Entries:
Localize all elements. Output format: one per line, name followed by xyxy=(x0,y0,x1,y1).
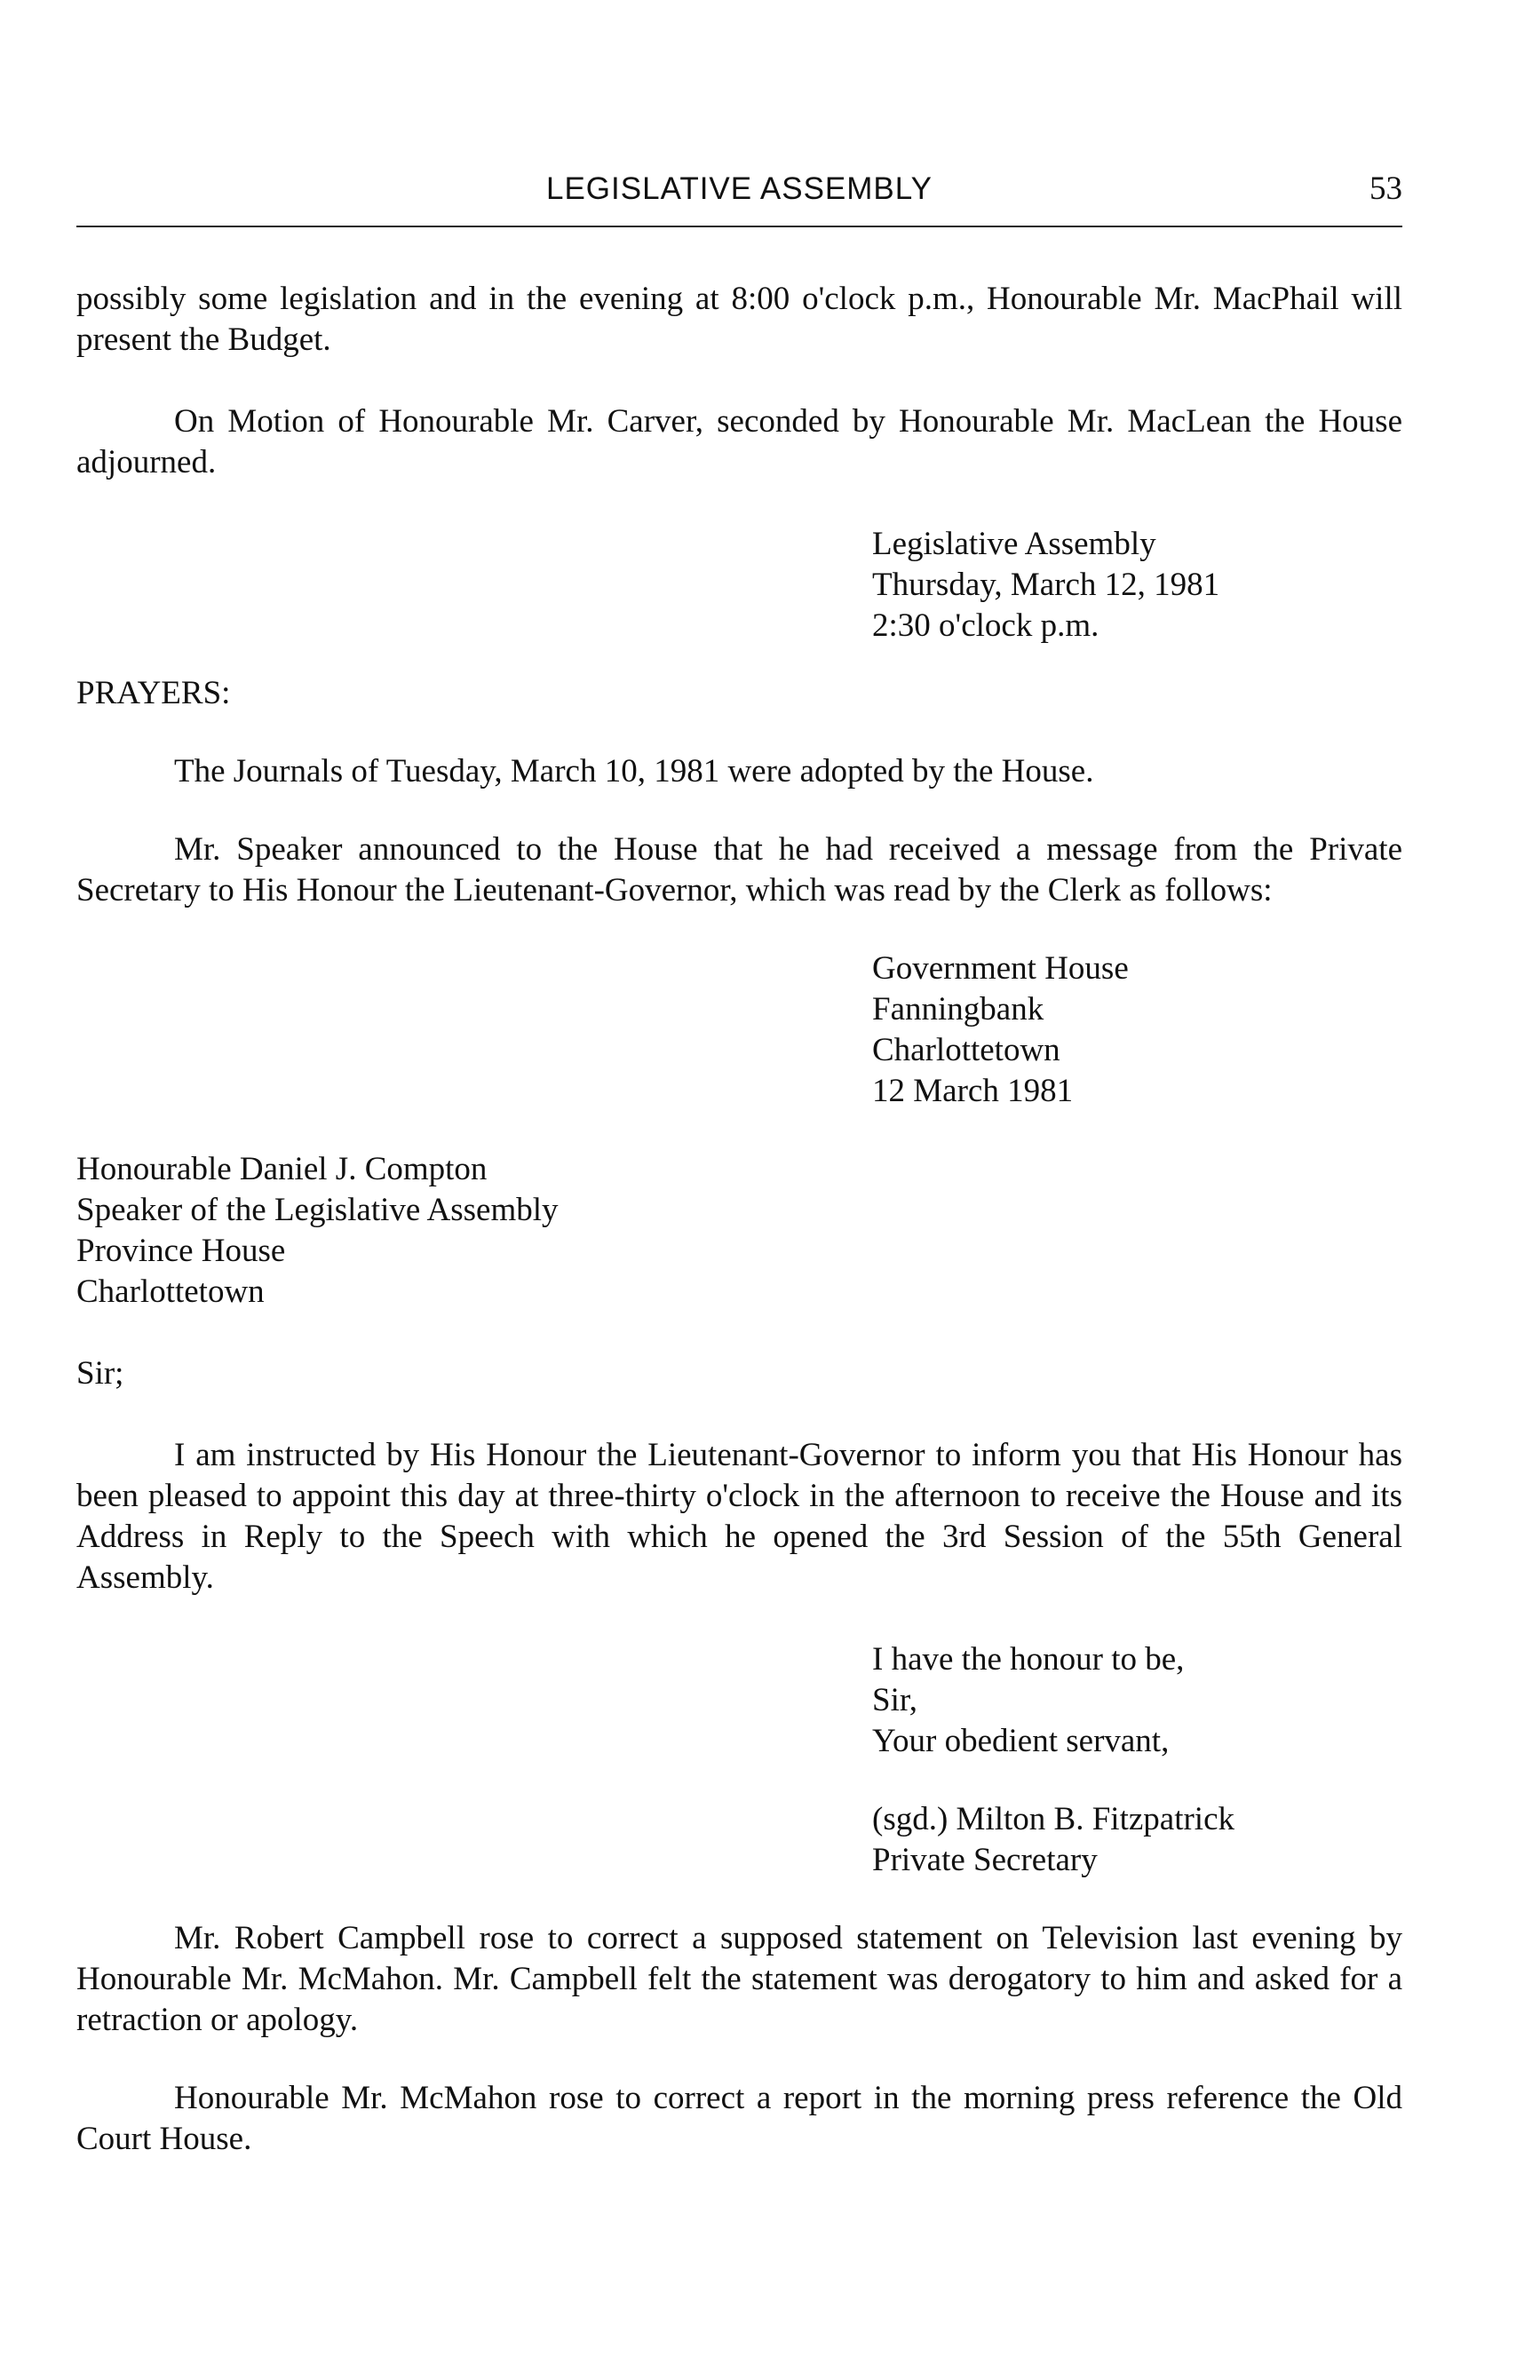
letter-closing xyxy=(872,1639,1402,1762)
paragraph-journals: The Journals of Tuesday, March 10, 1981 were adopted by the House. xyxy=(174,753,1094,789)
paragraph-mcmahon: Honourable Mr. McMahon rose to correct a report in the morning press reference the Old Court House. xyxy=(76,2080,1402,2157)
letter-signature xyxy=(872,1799,1402,1881)
paragraph-campbell: Mr. Robert Campbell rose to correct a supposed statement on Television last evening by Honourable Mr. McMahon. Mr. Campbell felt the statement was derogatory to him and asked for a retraction or apology. xyxy=(76,1920,1402,2038)
paragraph-speaker-announcement: Mr. Speaker announced to the House that he had received a message from the Private Secretary to His Honour the Lieutenant-Governor, which was read by the Clerk as follows: xyxy=(76,831,1402,908)
header-rule xyxy=(76,226,1402,227)
session-heading-line: Legislative Assembly xyxy=(872,526,1156,562)
session-heading-line: 2:30 o'clock p.m. xyxy=(872,607,1099,644)
prayers-heading: PRAYERS: xyxy=(76,675,231,711)
closing-line: Your obedient servant, xyxy=(872,1723,1170,1759)
sender-address-line: 12 March 1981 xyxy=(872,1073,1074,1109)
recipient-address-line: Speaker of the Legislative Assembly xyxy=(76,1192,559,1228)
sender-address-line: Government House xyxy=(872,950,1129,987)
sender-address-line: Fanningbank xyxy=(872,991,1044,1027)
recipient-address-line: Honourable Daniel J. Compton xyxy=(76,1151,488,1187)
signature-line: (sgd.) Milton B. Fitzpatrick xyxy=(872,1801,1234,1837)
sender-address-line: Charlottetown xyxy=(872,1032,1060,1068)
running-header xyxy=(76,169,1402,213)
session-heading xyxy=(872,524,1402,647)
paragraph-budget: possibly some legislation and in the evening at 8:00 o'clock p.m., Honourable Mr. MacPhail will present the Budget. xyxy=(76,281,1402,358)
letter-salutation: Sir; xyxy=(76,1355,124,1392)
page-number: 53 xyxy=(1369,171,1402,207)
recipient-address-line: Charlottetown xyxy=(76,1273,265,1310)
recipient-address-line: Province House xyxy=(76,1233,286,1269)
session-heading-line: Thursday, March 12, 1981 xyxy=(872,567,1220,603)
signature-line: Private Secretary xyxy=(872,1842,1098,1878)
header-title: LEGISLATIVE ASSEMBLY xyxy=(546,171,933,206)
letter-recipient-address xyxy=(76,1149,1402,1313)
paragraph-adjourned: On Motion of Honourable Mr. Carver, seconded by Honourable Mr. MacLean the House adjourned. xyxy=(76,403,1402,480)
letter-body: I am instructed by His Honour the Lieutenant-Governor to inform you that His Honour has been pleased to appoint this day at three-thirty o'clock in the afternoon to receive the House and its Address in Reply to the Speech with which he opened the 3rd Session of the 55th General Assembly. xyxy=(76,1437,1402,1596)
letter-sender-address xyxy=(872,948,1402,1112)
closing-line: I have the honour to be, xyxy=(872,1641,1185,1678)
closing-line: Sir, xyxy=(872,1682,917,1718)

Do this: Extract each line of the items above that contains the word "letter".

Answer for the task:
letter-closing xyxy=(872,1639,1402,1762)
letter-signature xyxy=(872,1799,1402,1881)
letter-salutation: Sir; xyxy=(76,1355,124,1392)
letter-recipient-address xyxy=(76,1149,1402,1313)
letter-body: I am instructed by His Honour the Lieutenant-Governor to inform you that His Honour has been pleased to appoint this day at three-thirty o'clock in the afternoon to receive the House and its Address in Reply to the Speech with which he opened the 3rd Session of the 55th General Assembly. xyxy=(76,1437,1402,1596)
letter-sender-address xyxy=(872,948,1402,1112)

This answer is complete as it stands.